[Start]
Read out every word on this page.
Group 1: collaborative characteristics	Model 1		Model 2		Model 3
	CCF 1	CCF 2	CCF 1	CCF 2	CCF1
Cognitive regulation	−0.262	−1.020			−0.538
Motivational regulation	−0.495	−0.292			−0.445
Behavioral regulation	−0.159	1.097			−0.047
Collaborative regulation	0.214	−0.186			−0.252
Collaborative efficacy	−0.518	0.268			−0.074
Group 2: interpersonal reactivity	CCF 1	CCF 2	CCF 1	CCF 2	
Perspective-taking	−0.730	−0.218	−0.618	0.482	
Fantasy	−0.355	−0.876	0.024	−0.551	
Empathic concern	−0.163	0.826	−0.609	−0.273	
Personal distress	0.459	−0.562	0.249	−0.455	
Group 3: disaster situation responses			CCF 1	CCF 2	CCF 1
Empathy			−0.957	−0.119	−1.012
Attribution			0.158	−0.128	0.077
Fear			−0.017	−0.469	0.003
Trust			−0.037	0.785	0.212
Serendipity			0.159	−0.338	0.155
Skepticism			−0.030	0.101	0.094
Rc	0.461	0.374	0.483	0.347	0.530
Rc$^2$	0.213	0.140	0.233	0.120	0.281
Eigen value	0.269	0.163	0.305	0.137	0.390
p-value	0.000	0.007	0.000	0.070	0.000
[End]
» Description of the task:
From the data above, copy each line where the string "regulation" appears.

» Response to the task:
Cognitive regulation	−0.262	−1.020			−0.538
Motivational regulation	−0.495	−0.292			−0.445
Behavioral regulation	−0.159	1.097			−0.047
Collaborative regulation	0.214	−0.186			−0.252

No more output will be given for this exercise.